- **Given problem**
Return the whole listing, keeping every character the same.

- **Input**
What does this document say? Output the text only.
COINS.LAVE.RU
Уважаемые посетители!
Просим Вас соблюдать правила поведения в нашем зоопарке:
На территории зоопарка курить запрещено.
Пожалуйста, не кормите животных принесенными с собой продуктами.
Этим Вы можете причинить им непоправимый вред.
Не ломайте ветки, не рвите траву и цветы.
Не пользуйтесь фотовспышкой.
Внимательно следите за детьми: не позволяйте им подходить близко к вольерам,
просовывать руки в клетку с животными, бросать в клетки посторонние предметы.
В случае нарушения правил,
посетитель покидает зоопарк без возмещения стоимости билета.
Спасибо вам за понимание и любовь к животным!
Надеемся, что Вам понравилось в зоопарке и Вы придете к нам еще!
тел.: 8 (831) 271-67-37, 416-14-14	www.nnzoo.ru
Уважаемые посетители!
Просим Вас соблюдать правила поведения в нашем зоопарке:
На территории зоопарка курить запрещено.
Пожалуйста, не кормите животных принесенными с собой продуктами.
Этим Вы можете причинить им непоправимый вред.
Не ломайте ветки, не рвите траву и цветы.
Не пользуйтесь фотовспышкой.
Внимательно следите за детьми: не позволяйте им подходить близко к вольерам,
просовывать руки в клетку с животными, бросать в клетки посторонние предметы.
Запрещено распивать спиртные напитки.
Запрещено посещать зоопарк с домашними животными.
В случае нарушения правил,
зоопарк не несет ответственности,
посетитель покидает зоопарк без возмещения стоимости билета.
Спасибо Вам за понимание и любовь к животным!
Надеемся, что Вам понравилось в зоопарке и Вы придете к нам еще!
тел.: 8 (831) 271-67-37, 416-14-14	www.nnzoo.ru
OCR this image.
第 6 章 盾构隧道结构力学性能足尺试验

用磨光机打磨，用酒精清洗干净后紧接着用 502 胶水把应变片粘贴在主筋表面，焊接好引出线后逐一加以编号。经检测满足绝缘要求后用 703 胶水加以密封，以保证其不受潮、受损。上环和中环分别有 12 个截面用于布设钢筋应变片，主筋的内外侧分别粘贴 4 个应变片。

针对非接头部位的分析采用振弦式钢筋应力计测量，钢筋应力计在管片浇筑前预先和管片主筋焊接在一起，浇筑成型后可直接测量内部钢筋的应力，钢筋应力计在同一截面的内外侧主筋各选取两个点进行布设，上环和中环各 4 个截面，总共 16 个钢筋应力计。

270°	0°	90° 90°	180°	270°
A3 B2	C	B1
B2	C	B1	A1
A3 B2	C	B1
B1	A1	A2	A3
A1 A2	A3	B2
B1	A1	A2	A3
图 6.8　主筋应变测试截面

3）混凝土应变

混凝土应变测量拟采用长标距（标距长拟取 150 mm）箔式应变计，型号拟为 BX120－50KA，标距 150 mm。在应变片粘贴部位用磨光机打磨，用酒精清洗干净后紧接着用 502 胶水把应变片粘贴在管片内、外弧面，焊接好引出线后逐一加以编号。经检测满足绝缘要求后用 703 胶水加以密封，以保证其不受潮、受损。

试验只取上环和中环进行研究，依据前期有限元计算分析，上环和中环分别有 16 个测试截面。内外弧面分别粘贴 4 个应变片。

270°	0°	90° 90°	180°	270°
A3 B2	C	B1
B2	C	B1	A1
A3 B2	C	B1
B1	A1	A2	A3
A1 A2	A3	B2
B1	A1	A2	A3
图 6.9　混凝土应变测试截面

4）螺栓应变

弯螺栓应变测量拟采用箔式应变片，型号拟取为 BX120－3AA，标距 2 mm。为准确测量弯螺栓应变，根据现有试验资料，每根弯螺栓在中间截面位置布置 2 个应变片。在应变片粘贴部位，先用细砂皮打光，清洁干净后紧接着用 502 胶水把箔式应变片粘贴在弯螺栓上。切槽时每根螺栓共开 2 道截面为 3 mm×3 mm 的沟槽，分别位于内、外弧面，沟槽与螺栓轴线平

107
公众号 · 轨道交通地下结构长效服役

- **Exercise solution**
What does this document say? Output the text only.
COINS.LAVE.RU
Уважаемые посетители!
Просим Вас соблюдать правила поведения в нашем зоопарке:
На территории зоопарка курить запрещено.
Пожалуйста, не кормите животных принесенными с собой продуктами.
Этим Вы можете причинить им непоправимый вред.
Не ломайте ветки, не рвите траву и цветы.
Не пользуйтесь фотовспышкой.
Внимательно следите за детьми: не позволяйте им подходить близко к вольерам,
просовывать руки в клетку с животными, бросать в клетки посторонние предметы.
В случае нарушения правил,
посетитель покидает зоопарк без возмещения стоимости билета.
Спасибо вам за понимание и любовь к животным!
Надеемся, что Вам понравилось в зоопарке и Вы придете к нам еще!
тел.: 8 (831) 271-67-37, 416-14-14	www.nnzoo.ru
Уважаемые посетители!
Просим Вас соблюдать правила поведения в нашем зоопарке:
На территории зоопарка курить запрещено.
Пожалуйста, не кормите животных принесенными с собой продуктами.
Этим Вы можете причинить им непоправимый вред.
Не ломайте ветки, не рвите траву и цветы.
Не пользуйтесь фотовспышкой.
Внимательно следите за детьми: не позволяйте им подходить близко к вольерам,
просовывать руки в клетку с животными, бросать в клетки посторонние предметы.
Запрещено распивать спиртные напитки.
Запрещено посещать зоопарк с домашними животными.
В случае нарушения правил,
зоопарк не несет ответственности,
посетитель покидает зоопарк без возмещения стоимости билета.
Спасибо Вам за понимание и любовь к животным!
Надеемся, что Вам понравилось в зоопарке и Вы придете к нам еще!
тел.: 8 (831) 271-67-37, 416-14-14	www.nnzoo.ru
OCR this image.
第 6 章 盾构隧道结构力学性能足尺试验

用磨光机打磨，用酒精清洗干净后紧接着用 502 胶水把应变片粘贴在主筋表面，焊接好引出线后逐一加以编号。经检测满足绝缘要求后用 703 胶水加以密封，以保证其不受潮、受损。上环和中环分别有 12 个截面用于布设钢筋应变片，主筋的内外侧分别粘贴 4 个应变片。

针对非接头部位的分析采用振弦式钢筋应力计测量，钢筋应力计在管片浇筑前预先和管片主筋焊接在一起，浇筑成型后可直接测量内部钢筋的应力，钢筋应力计在同一截面的内外侧主筋各选取两个点进行布设，上环和中环各 4 个截面，总共 16 个钢筋应力计。

270°	0°	90° 90°	180°	270°
A3 B2	C	B1
B2	C	B1	A1
A3 B2	C	B1
B1	A1	A2	A3
A1 A2	A3	B2
B1	A1	A2	A3
图 6.8　主筋应变测试截面

3）混凝土应变

混凝土应变测量拟采用长标距（标距长拟取 150 mm）箔式应变计，型号拟为 BX120－50KA，标距 150 mm。在应变片粘贴部位用磨光机打磨，用酒精清洗干净后紧接着用 502 胶水把应变片粘贴在管片内、外弧面，焊接好引出线后逐一加以编号。经检测满足绝缘要求后用 703 胶水加以密封，以保证其不受潮、受损。

试验只取上环和中环进行研究，依据前期有限元计算分析，上环和中环分别有 16 个测试截面。内外弧面分别粘贴 4 个应变片。

270°	0°	90° 90°	180°	270°
A3 B2	C	B1
B2	C	B1	A1
A3 B2	C	B1
B1	A1	A2	A3
A1 A2	A3	B2
B1	A1	A2	A3
图 6.9　混凝土应变测试截面

4）螺栓应变

弯螺栓应变测量拟采用箔式应变片，型号拟取为 BX120－3AA，标距 2 mm。为准确测量弯螺栓应变，根据现有试验资料，每根弯螺栓在中间截面位置布置 2 个应变片。在应变片粘贴部位，先用细砂皮打光，清洁干净后紧接着用 502 胶水把箔式应变片粘贴在弯螺栓上。切槽时每根螺栓共开 2 道截面为 3 mm×3 mm 的沟槽，分别位于内、外弧面，沟槽与螺栓轴线平

107
公众号 · 轨道交通地下结构长效服役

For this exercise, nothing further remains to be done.